• WHAT YOU NEED TO DO: Look through the records below and collect all lines that hold the string "text".

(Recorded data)
========================================

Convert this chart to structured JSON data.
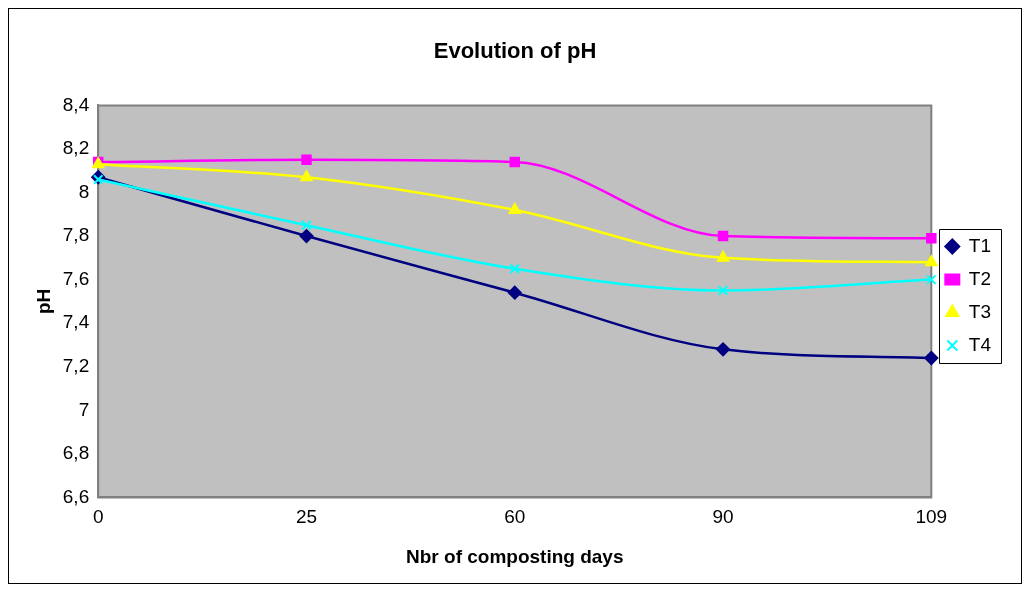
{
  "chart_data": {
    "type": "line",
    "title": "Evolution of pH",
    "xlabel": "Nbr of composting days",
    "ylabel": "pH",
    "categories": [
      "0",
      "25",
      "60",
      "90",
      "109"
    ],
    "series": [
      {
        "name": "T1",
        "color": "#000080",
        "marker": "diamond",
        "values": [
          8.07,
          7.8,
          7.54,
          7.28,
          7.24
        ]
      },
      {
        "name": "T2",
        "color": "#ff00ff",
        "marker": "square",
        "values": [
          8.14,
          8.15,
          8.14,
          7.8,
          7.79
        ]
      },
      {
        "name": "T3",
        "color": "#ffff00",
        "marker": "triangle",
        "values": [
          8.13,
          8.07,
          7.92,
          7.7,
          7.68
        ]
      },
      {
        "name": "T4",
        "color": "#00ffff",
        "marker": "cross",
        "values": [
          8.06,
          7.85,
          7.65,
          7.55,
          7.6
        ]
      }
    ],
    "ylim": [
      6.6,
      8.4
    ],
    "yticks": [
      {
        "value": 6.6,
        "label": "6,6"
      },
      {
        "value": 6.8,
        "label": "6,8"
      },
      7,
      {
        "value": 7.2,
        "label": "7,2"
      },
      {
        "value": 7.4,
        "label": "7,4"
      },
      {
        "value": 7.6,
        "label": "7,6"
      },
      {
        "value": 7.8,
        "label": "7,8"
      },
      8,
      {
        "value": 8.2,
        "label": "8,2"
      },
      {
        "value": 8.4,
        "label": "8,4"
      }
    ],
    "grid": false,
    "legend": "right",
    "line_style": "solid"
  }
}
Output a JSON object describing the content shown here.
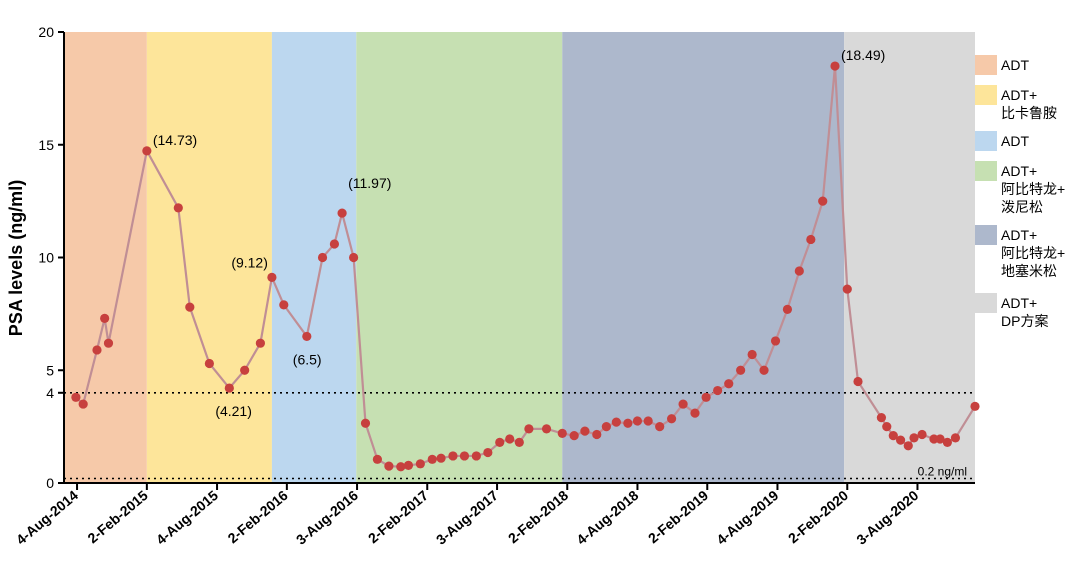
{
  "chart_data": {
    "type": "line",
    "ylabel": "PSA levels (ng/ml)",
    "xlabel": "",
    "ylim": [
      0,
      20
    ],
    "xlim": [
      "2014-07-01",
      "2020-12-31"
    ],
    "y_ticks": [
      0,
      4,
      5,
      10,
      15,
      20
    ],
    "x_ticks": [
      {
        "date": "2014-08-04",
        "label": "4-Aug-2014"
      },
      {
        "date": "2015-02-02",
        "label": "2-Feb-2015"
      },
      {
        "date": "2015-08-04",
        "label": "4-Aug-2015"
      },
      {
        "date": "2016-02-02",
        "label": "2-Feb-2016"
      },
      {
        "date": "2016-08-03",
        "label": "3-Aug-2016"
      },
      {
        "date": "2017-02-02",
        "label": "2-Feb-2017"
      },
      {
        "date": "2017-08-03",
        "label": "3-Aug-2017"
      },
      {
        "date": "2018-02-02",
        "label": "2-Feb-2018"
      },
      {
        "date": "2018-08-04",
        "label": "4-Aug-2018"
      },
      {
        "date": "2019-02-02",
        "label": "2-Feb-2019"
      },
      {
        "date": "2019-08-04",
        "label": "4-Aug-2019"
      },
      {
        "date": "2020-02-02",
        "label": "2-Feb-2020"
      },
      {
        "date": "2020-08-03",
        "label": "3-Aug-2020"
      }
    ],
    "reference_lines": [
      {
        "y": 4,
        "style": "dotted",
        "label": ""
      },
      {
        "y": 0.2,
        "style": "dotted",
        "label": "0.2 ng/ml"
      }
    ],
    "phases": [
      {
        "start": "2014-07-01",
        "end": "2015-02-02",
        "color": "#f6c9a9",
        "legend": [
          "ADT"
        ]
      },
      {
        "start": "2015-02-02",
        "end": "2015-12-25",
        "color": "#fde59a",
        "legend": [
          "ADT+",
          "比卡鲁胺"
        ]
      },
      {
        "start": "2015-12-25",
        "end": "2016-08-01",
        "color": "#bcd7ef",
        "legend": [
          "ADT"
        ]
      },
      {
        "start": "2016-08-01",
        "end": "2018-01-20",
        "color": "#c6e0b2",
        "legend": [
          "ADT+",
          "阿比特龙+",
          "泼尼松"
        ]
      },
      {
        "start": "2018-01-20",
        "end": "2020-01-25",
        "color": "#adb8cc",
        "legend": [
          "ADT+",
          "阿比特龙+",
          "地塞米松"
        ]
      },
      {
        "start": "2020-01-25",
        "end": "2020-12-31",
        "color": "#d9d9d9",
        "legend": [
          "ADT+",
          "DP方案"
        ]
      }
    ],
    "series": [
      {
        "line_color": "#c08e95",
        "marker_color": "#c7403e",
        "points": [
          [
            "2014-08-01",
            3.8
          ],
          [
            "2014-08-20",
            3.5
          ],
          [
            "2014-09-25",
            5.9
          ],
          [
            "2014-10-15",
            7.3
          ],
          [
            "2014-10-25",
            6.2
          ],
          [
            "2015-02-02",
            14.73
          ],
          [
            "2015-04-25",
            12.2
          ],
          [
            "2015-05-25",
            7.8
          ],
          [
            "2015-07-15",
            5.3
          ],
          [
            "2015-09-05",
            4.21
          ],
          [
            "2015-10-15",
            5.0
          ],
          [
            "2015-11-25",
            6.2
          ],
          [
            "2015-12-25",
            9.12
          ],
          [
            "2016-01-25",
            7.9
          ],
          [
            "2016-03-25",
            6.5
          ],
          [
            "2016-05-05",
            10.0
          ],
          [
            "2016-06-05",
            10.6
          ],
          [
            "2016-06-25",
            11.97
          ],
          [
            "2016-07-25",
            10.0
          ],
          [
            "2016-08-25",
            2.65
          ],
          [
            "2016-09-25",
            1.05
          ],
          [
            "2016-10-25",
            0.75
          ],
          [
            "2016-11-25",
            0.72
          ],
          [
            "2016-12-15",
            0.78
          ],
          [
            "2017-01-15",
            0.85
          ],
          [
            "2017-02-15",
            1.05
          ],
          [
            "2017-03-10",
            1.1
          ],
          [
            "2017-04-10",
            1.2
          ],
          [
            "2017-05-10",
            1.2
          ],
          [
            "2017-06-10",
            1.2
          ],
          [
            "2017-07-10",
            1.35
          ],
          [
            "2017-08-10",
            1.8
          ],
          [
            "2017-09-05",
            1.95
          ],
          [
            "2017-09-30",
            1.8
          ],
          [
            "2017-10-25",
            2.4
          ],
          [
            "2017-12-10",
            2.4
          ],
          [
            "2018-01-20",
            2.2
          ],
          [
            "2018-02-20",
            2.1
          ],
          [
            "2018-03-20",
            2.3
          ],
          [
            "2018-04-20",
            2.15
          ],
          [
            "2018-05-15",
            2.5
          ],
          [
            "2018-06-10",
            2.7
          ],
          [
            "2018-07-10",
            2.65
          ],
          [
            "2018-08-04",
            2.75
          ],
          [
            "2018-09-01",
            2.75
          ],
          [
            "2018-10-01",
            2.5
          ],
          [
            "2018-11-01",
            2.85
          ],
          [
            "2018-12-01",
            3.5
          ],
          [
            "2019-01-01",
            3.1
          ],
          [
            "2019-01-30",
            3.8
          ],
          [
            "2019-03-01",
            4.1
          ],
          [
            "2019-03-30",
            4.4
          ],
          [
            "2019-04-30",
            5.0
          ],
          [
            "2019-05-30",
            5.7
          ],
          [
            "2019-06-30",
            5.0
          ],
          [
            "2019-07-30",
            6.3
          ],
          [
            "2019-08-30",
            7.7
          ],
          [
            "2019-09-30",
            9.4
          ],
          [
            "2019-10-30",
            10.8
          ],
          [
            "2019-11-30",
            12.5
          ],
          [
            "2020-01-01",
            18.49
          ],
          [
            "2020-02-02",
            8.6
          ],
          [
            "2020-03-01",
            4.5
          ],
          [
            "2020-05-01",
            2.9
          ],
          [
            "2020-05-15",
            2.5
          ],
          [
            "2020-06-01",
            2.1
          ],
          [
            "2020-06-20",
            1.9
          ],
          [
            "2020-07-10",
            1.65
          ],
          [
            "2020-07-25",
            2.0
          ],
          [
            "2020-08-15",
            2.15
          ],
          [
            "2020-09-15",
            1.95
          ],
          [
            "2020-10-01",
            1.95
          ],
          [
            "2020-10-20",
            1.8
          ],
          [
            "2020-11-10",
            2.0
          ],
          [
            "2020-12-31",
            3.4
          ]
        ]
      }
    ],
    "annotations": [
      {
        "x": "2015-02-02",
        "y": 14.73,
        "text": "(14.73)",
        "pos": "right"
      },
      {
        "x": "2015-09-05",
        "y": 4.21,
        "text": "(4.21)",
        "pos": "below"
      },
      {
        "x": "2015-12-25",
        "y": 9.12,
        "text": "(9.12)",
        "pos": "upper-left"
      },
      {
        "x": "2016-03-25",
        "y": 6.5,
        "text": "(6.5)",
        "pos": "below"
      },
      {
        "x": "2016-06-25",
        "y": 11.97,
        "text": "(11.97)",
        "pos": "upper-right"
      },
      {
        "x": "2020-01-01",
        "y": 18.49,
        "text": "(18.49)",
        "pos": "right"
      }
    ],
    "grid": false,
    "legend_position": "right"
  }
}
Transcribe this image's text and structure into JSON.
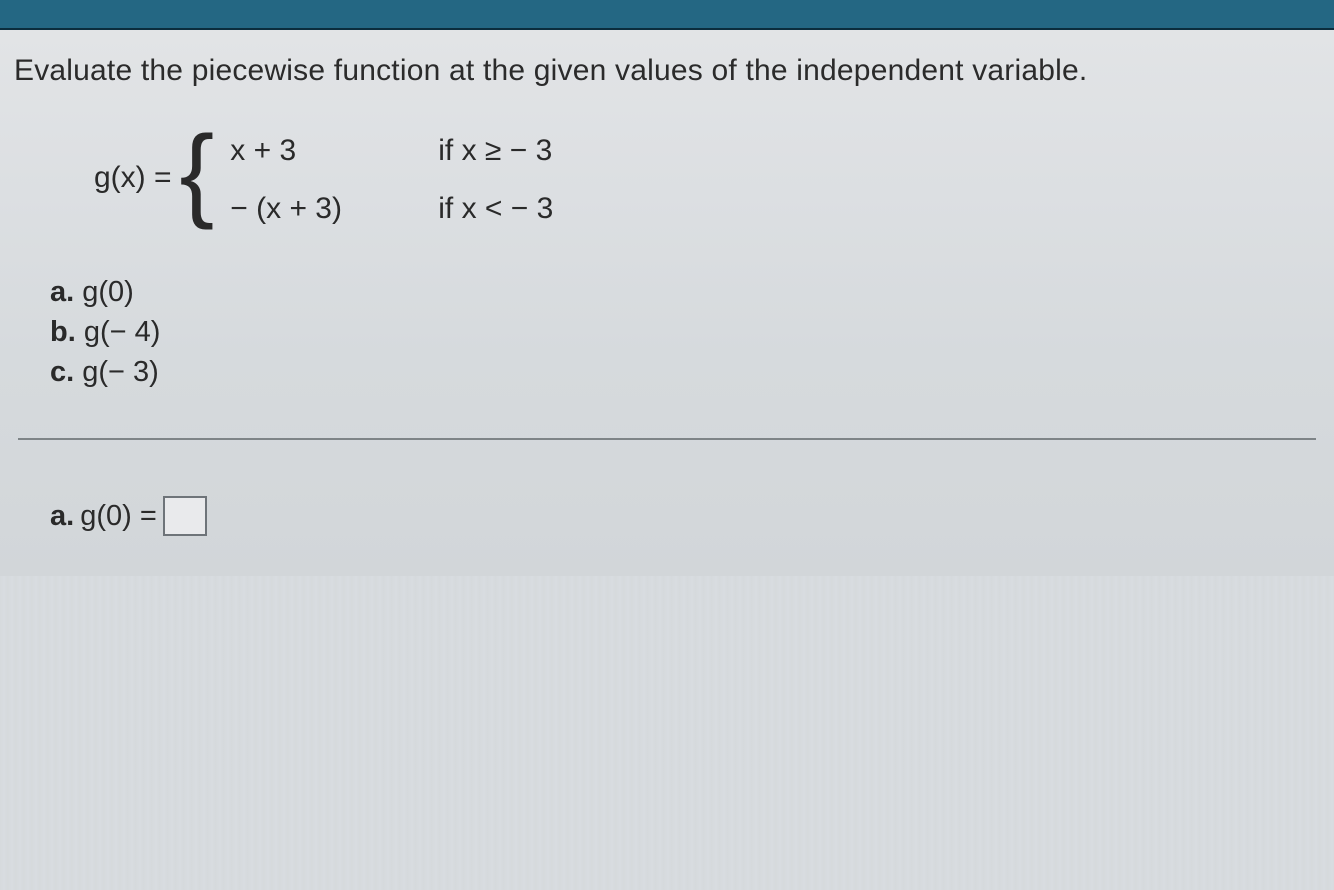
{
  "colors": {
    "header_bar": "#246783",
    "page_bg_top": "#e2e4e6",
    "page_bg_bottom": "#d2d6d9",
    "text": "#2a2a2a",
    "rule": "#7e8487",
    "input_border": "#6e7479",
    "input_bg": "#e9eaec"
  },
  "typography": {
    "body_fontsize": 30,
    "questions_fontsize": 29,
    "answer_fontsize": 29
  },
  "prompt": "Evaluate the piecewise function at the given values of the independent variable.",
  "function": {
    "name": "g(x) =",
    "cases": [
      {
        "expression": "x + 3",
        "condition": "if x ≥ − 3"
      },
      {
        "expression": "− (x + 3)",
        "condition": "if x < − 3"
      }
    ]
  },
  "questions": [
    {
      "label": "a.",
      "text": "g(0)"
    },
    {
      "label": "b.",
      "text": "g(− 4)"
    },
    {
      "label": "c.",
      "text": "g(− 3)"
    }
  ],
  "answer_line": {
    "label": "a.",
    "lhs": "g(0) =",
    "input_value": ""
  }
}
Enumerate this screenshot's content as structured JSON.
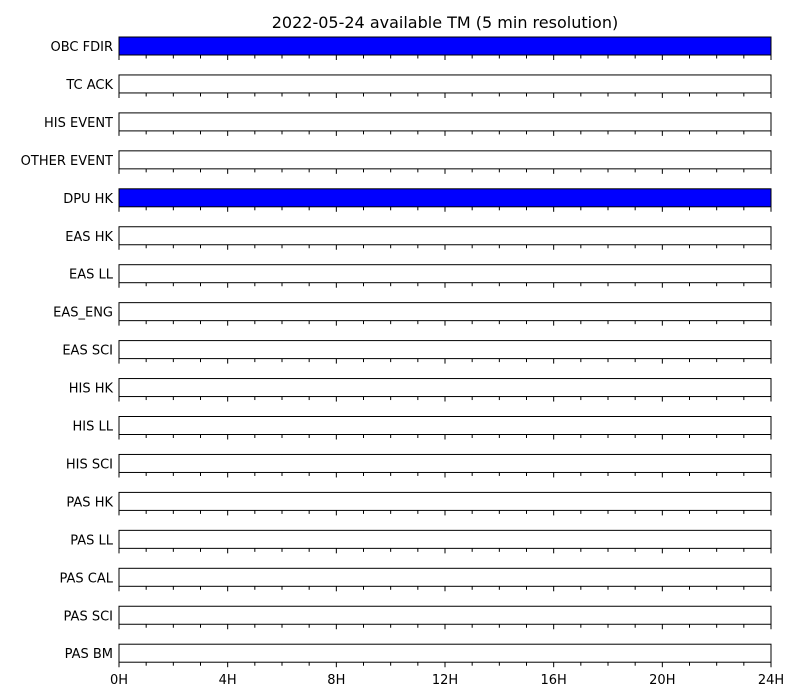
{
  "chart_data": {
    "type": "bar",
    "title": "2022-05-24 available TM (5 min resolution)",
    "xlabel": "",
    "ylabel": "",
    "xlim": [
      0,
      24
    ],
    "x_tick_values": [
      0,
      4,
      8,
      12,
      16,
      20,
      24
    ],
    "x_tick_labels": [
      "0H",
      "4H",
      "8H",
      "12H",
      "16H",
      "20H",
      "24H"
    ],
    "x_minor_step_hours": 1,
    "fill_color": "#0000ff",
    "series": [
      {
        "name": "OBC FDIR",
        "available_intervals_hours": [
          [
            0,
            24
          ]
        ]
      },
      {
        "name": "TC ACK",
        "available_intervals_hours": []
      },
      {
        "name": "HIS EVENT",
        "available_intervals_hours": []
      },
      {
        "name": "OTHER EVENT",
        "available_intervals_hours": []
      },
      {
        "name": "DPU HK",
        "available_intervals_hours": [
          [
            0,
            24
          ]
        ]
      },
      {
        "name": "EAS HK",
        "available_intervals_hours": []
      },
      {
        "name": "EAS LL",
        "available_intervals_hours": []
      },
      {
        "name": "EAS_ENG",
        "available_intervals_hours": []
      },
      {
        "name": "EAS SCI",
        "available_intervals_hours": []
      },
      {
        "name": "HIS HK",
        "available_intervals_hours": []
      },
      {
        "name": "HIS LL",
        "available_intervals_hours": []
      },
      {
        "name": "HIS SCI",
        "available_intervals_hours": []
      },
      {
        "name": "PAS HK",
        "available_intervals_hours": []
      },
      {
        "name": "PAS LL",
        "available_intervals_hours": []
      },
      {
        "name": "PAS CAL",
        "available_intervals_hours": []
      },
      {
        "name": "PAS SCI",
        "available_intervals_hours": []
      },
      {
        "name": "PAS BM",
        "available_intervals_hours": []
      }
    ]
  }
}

========================================

• TASK OUTPUT:
        "text": "(14.73)",
        "text": "(4.21)",
        "text": "(9.12)",
        "text": "(6.5)",
        "text": "(11.97)",
        "text": "(18.49)",
Transcribe this image's text and structure into JSON.
    "text": "#2a2a2a",
      "text": "g(0)"
      "text": "g(− 4)"
      "text": "g(− 3)"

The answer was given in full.